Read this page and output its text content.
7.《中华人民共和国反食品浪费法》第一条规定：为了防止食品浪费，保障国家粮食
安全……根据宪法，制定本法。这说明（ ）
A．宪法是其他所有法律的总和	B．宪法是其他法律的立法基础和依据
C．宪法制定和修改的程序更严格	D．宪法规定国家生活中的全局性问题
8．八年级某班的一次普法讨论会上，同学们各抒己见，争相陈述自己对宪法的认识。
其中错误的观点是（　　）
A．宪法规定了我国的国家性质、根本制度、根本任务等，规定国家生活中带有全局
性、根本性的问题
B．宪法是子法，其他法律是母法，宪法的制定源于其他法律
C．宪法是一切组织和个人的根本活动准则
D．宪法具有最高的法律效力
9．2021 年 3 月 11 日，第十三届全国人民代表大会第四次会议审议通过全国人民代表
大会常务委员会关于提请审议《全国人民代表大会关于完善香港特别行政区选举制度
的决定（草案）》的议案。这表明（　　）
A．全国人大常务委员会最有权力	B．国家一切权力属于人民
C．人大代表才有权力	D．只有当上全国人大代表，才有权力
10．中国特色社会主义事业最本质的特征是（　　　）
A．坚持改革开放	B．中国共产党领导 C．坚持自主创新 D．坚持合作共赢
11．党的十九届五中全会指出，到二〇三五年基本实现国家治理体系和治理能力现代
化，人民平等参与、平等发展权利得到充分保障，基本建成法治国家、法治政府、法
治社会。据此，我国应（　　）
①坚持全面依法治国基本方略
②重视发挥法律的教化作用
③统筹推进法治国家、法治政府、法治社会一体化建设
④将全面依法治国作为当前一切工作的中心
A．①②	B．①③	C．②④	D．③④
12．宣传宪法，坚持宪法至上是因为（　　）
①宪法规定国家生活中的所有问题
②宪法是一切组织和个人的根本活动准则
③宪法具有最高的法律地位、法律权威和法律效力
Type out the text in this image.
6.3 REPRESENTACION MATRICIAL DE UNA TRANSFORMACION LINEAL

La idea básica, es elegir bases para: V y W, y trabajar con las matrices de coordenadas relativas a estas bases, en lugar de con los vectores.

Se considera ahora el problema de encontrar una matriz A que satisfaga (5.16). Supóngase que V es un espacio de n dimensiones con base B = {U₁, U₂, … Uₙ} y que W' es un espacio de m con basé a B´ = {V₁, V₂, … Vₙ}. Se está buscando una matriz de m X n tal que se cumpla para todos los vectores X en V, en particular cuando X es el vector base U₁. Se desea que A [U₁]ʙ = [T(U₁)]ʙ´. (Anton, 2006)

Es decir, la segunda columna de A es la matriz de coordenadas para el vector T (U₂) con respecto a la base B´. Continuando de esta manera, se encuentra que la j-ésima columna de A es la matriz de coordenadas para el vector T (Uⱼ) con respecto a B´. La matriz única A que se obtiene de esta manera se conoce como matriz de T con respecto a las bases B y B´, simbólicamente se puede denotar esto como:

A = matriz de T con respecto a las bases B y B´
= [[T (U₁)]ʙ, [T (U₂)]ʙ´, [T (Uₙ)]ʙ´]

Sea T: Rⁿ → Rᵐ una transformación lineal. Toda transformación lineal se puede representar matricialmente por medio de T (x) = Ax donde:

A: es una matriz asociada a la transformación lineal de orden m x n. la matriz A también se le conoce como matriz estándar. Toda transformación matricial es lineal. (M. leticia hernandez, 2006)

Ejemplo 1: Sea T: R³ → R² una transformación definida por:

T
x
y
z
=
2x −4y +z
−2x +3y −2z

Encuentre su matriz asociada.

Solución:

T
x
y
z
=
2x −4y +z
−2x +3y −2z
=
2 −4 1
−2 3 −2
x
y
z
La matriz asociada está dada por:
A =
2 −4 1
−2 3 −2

— Do this —
Count how many lines of the material hold the string "vectores". Give the number and nothing more.

— Full solution —
2